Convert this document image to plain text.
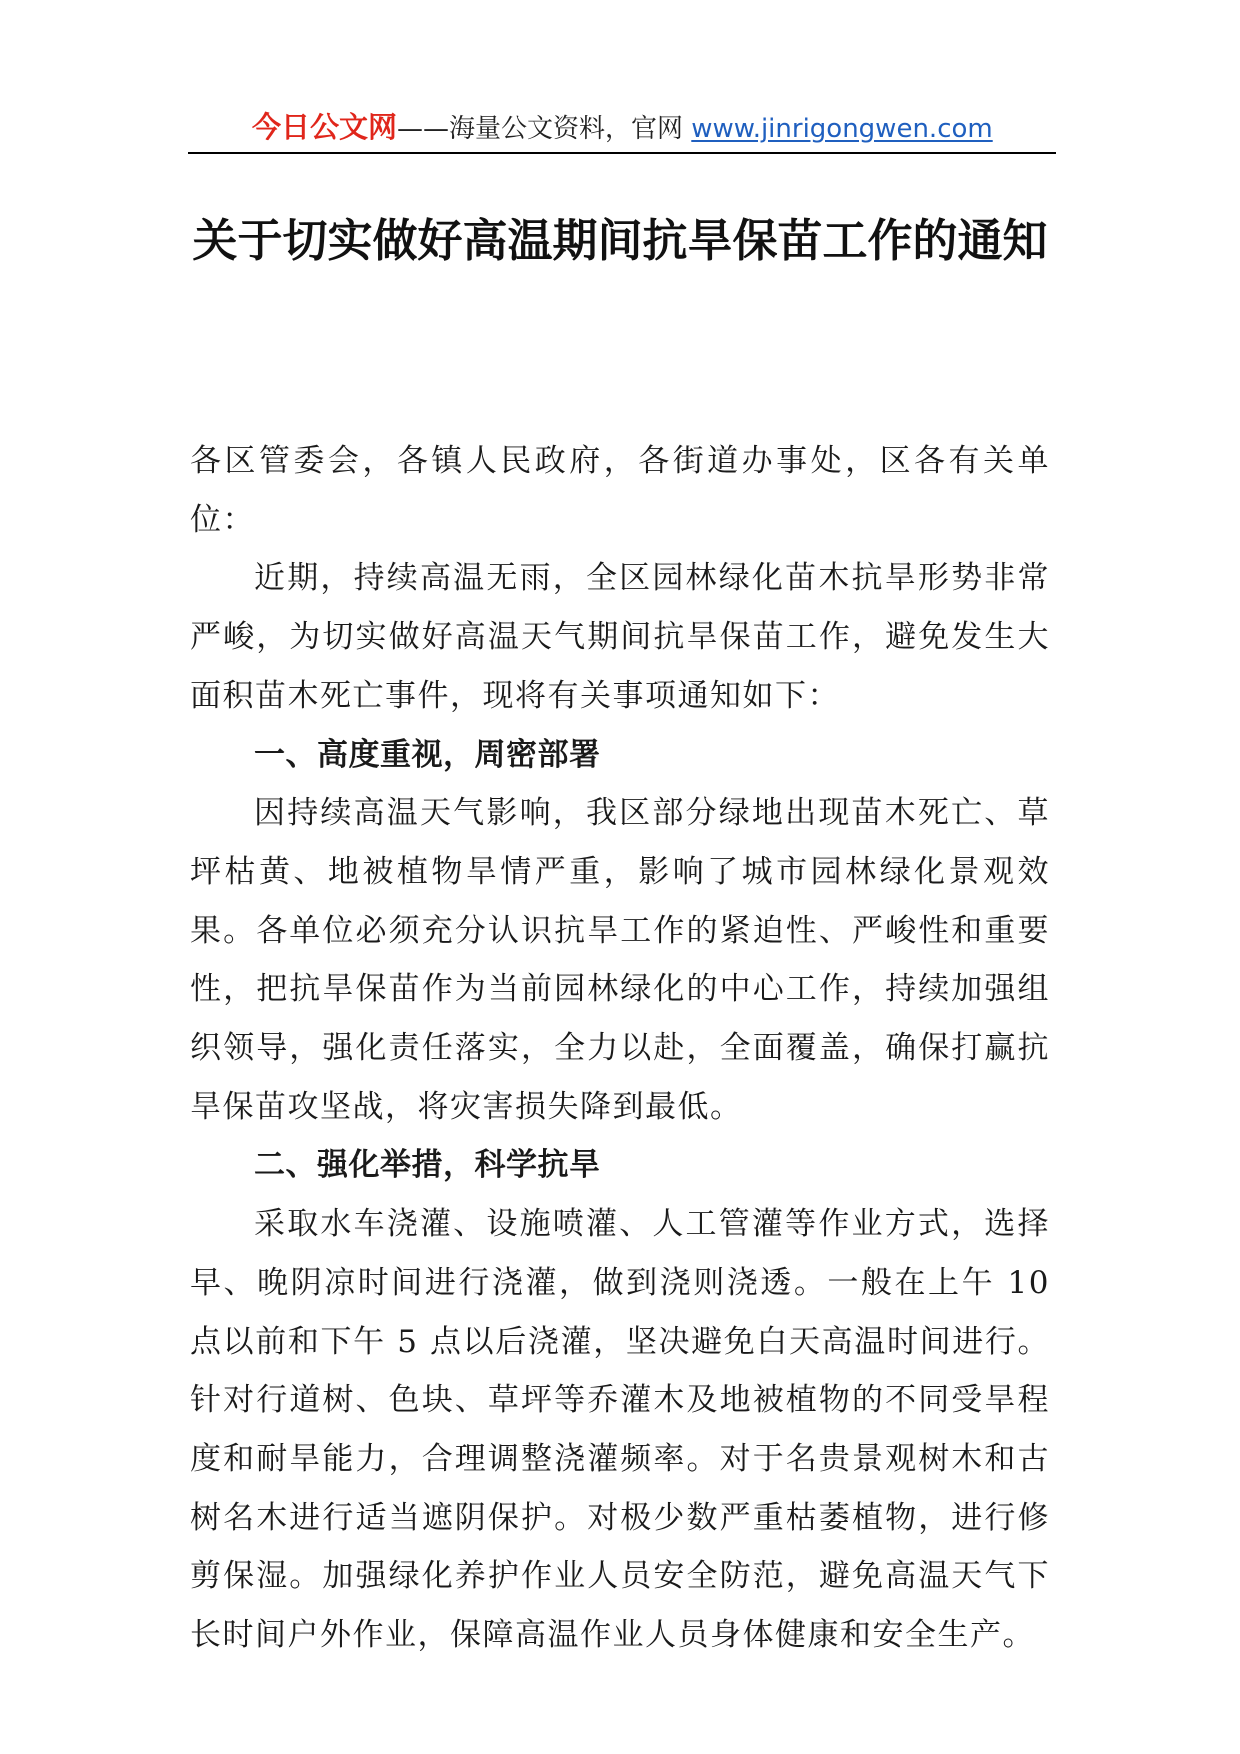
今日公文网——海量公文资料，官网 www.jinrigongwen.com
关于切实做好高温期间抗旱保苗工作的通知

各区管委会，各镇人民政府，各街道办事处，区各有关单位：

近期，持续高温无雨，全区园林绿化苗木抗旱形势非常严峻，为切实做好高温天气期间抗旱保苗工作，避免发生大面积苗木死亡事件，现将有关事项通知如下：

一、高度重视，周密部署

因持续高温天气影响，我区部分绿地出现苗木死亡、草坪枯黄、地被植物旱情严重，影响了城市园林绿化景观效果。各单位必须充分认识抗旱工作的紧迫性、严峻性和重要性，把抗旱保苗作为当前园林绿化的中心工作，持续加强组织领导，强化责任落实，全力以赴，全面覆盖，确保打赢抗旱保苗攻坚战，将灾害损失降到最低。

二、强化举措，科学抗旱

采取水车浇灌、设施喷灌、人工管灌等作业方式，选择早、晚阴凉时间进行浇灌，做到浇则浇透。一般在上午 10 点以前和下午 5 点以后浇灌，坚决避免白天高温时间进行。针对行道树、色块、草坪等乔灌木及地被植物的不同受旱程度和耐旱能力，合理调整浇灌频率。对于名贵景观树木和古树名木进行适当遮阴保护。对极少数严重枯萎植物，进行修剪保湿。加强绿化养护作业人员安全防范，避免高温天气下长时间户外作业，保障高温作业人员身体健康和安全生产。
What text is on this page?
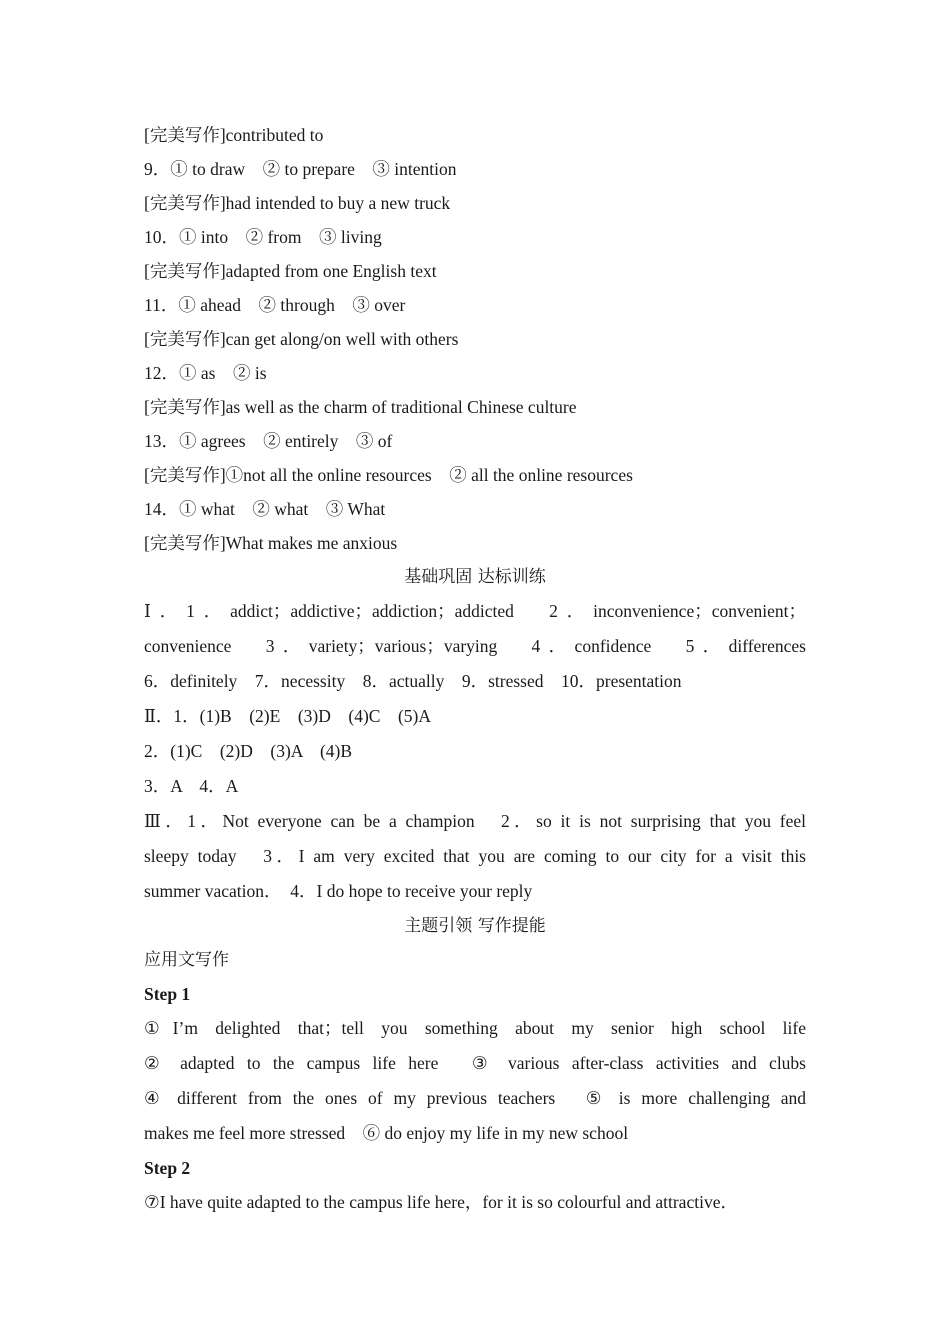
[完美写作]contributed to
9．① to draw　② to prepare　③ intention
[完美写作]had intended to buy a new truck
10．① into　② from　③ living
[完美写作]adapted from one English text
11．① ahead　② through　③ over
[完美写作]can get along/on well with others
12．① as　② is
[完美写作]as well as the charm of traditional Chinese culture
13．① agrees　② entirely　③ of
[完美写作]①not all the online resources　② all the online resources
14．① what　② what　③ What
[完美写作]What makes me anxious
基础巩固 达标训练
Ⅰ．1．addict；addictive；addiction；addicted　2．inconvenience；convenient；
convenience　3．variety；various；varying　4．confidence　5．differences
6．definitely　7．necessity　8．actually　9．stressed　10．presentation
Ⅱ．1．(1)B　(2)E　(3)D　(4)C　(5)A
2．(1)C　(2)D　(3)A　(4)B
3．A　4．A
Ⅲ．1．Not everyone can be a champion　2．so it is not surprising that you feel
sleepy today　3．I am very excited that you are coming to our city for a visit this
summer vacation．　4．I do hope to receive your reply
主题引领 写作提能
应用文写作
Step 1
①I’m delighted that；tell you something about my senior high school life
② adapted to the campus life here　③ various after-class activities and clubs
④ different from the ones of my previous teachers　⑤ is more challenging and
makes me feel more stressed　⑥ do enjoy my life in my new school
Step 2
⑦I have quite adapted to the campus life here，for it is so colourful and attractive．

_ _ _

§ Task brief
Omit pictures; set down the rest of the material word for word.

§ Worked solution
Convert this document image to plain text.
今日公文网——海量公文资料，官网 www.jinrigongwen.com
关于切实做好高温期间抗旱保苗工作的通知

各区管委会，各镇人民政府，各街道办事处，区各有关单位：

近期，持续高温无雨，全区园林绿化苗木抗旱形势非常严峻，为切实做好高温天气期间抗旱保苗工作，避免发生大面积苗木死亡事件，现将有关事项通知如下：

一、高度重视，周密部署

因持续高温天气影响，我区部分绿地出现苗木死亡、草坪枯黄、地被植物旱情严重，影响了城市园林绿化景观效果。各单位必须充分认识抗旱工作的紧迫性、严峻性和重要性，把抗旱保苗作为当前园林绿化的中心工作，持续加强组织领导，强化责任落实，全力以赴，全面覆盖，确保打赢抗旱保苗攻坚战，将灾害损失降到最低。

二、强化举措，科学抗旱

采取水车浇灌、设施喷灌、人工管灌等作业方式，选择早、晚阴凉时间进行浇灌，做到浇则浇透。一般在上午 10 点以前和下午 5 点以后浇灌，坚决避免白天高温时间进行。针对行道树、色块、草坪等乔灌木及地被植物的不同受旱程度和耐旱能力，合理调整浇灌频率。对于名贵景观树木和古树名木进行适当遮阴保护。对极少数严重枯萎植物，进行修剪保湿。加强绿化养护作业人员安全防范，避免高温天气下长时间户外作业，保障高温作业人员身体健康和安全生产。
What text is on this page?
[完美写作]contributed to
9．① to draw　② to prepare　③ intention
[完美写作]had intended to buy a new truck
10．① into　② from　③ living
[完美写作]adapted from one English text
11．① ahead　② through　③ over
[完美写作]can get along/on well with others
12．① as　② is
[完美写作]as well as the charm of traditional Chinese culture
13．① agrees　② entirely　③ of
[完美写作]①not all the online resources　② all the online resources
14．① what　② what　③ What
[完美写作]What makes me anxious
基础巩固 达标训练
Ⅰ．1．addict；addictive；addiction；addicted　2．inconvenience；convenient；
convenience　3．variety；various；varying　4．confidence　5．differences
6．definitely　7．necessity　8．actually　9．stressed　10．presentation
Ⅱ．1．(1)B　(2)E　(3)D　(4)C　(5)A
2．(1)C　(2)D　(3)A　(4)B
3．A　4．A
Ⅲ．1．Not everyone can be a champion　2．so it is not surprising that you feel
sleepy today　3．I am very excited that you are coming to our city for a visit this
summer vacation．　4．I do hope to receive your reply
主题引领 写作提能
应用文写作
Step 1
①I’m delighted that；tell you something about my senior high school life
② adapted to the campus life here　③ various after-class activities and clubs
④ different from the ones of my previous teachers　⑤ is more challenging and
makes me feel more stressed　⑥ do enjoy my life in my new school
Step 2
⑦I have quite adapted to the campus life here，for it is so colourful and attractive．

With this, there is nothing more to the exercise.